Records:
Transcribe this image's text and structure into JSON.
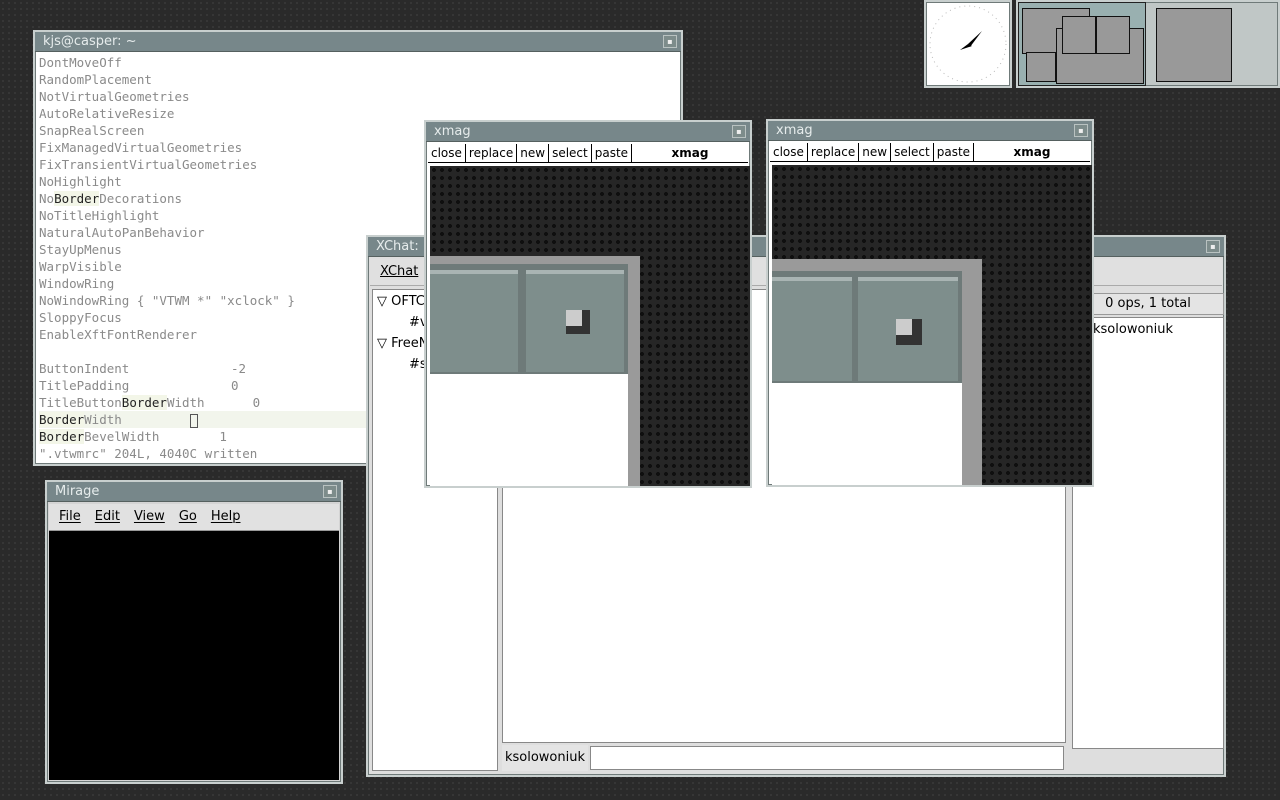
{
  "terminal": {
    "title": "kjs@casper: ~",
    "lines": [
      "DontMoveOff",
      "RandomPlacement",
      "NotVirtualGeometries",
      "AutoRelativeResize",
      "SnapRealScreen",
      "FixManagedVirtualGeometries",
      "FixTransientVirtualGeometries",
      "NoHighlight"
    ],
    "l9a": "No",
    "l9b": "Border",
    "l9c": "Decorations",
    "lines2": [
      "NoTitleHighlight",
      "NaturalAutoPanBehavior",
      "StayUpMenus",
      "WarpVisible",
      "WindowRing",
      "NoWindowRing { \"VTWM *\" \"xclock\" }",
      "SloppyFocus",
      "EnableXftFontRenderer"
    ],
    "buttonindent_key": "ButtonIndent",
    "buttonindent_val": "-2",
    "titlepadding_key": "TitlePadding",
    "titlepadding_val": "0",
    "tbbw_a": "TitleButton",
    "tbbw_b": "Border",
    "tbbw_c": "Width",
    "tbbw_val": "0",
    "bw_a": "Border",
    "bw_b": "Width",
    "bbw_a": "Border",
    "bbw_b": "BevelWidth",
    "bbw_val": "1",
    "status": "\".vtwmrc\" 204L, 4040C written"
  },
  "mirage": {
    "title": "Mirage",
    "menu": [
      "File",
      "Edit",
      "View",
      "Go",
      "Help"
    ]
  },
  "xchat": {
    "title": "XChat:",
    "menu": "XChat",
    "tree": [
      {
        "label": "OFTC",
        "child": "#v"
      },
      {
        "label": "FreeN",
        "child": "#s"
      }
    ],
    "ops": "0 ops, 1 total",
    "user": "ksolowoniuk",
    "nick": "ksolowoniuk"
  },
  "xmag1": {
    "title": "xmag",
    "buttons": [
      "close",
      "replace",
      "new",
      "select",
      "paste"
    ],
    "label": "xmag"
  },
  "xmag2": {
    "title": "xmag",
    "buttons": [
      "close",
      "replace",
      "new",
      "select",
      "paste"
    ],
    "label": "xmag"
  }
}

*WHAT TO DO*
Transcribe the records above verbatim. Do not carry over any picture.

*EXERCISE OUTPUT*
Transcribe this image's text and structure into JSON.
{
  "terminal": {
    "title": "kjs@casper: ~",
    "lines": [
      "DontMoveOff",
      "RandomPlacement",
      "NotVirtualGeometries",
      "AutoRelativeResize",
      "SnapRealScreen",
      "FixManagedVirtualGeometries",
      "FixTransientVirtualGeometries",
      "NoHighlight"
    ],
    "l9a": "No",
    "l9b": "Border",
    "l9c": "Decorations",
    "lines2": [
      "NoTitleHighlight",
      "NaturalAutoPanBehavior",
      "StayUpMenus",
      "WarpVisible",
      "WindowRing",
      "NoWindowRing { \"VTWM *\" \"xclock\" }",
      "SloppyFocus",
      "EnableXftFontRenderer"
    ],
    "buttonindent_key": "ButtonIndent",
    "buttonindent_val": "-2",
    "titlepadding_key": "TitlePadding",
    "titlepadding_val": "0",
    "tbbw_a": "TitleButton",
    "tbbw_b": "Border",
    "tbbw_c": "Width",
    "tbbw_val": "0",
    "bw_a": "Border",
    "bw_b": "Width",
    "bbw_a": "Border",
    "bbw_b": "BevelWidth",
    "bbw_val": "1",
    "status": "\".vtwmrc\" 204L, 4040C written"
  },
  "mirage": {
    "title": "Mirage",
    "menu": [
      "File",
      "Edit",
      "View",
      "Go",
      "Help"
    ]
  },
  "xchat": {
    "title": "XChat:",
    "menu": "XChat",
    "tree": [
      {
        "label": "OFTC",
        "child": "#v"
      },
      {
        "label": "FreeN",
        "child": "#s"
      }
    ],
    "ops": "0 ops, 1 total",
    "user": "ksolowoniuk",
    "nick": "ksolowoniuk"
  },
  "xmag1": {
    "title": "xmag",
    "buttons": [
      "close",
      "replace",
      "new",
      "select",
      "paste"
    ],
    "label": "xmag"
  },
  "xmag2": {
    "title": "xmag",
    "buttons": [
      "close",
      "replace",
      "new",
      "select",
      "paste"
    ],
    "label": "xmag"
  }
}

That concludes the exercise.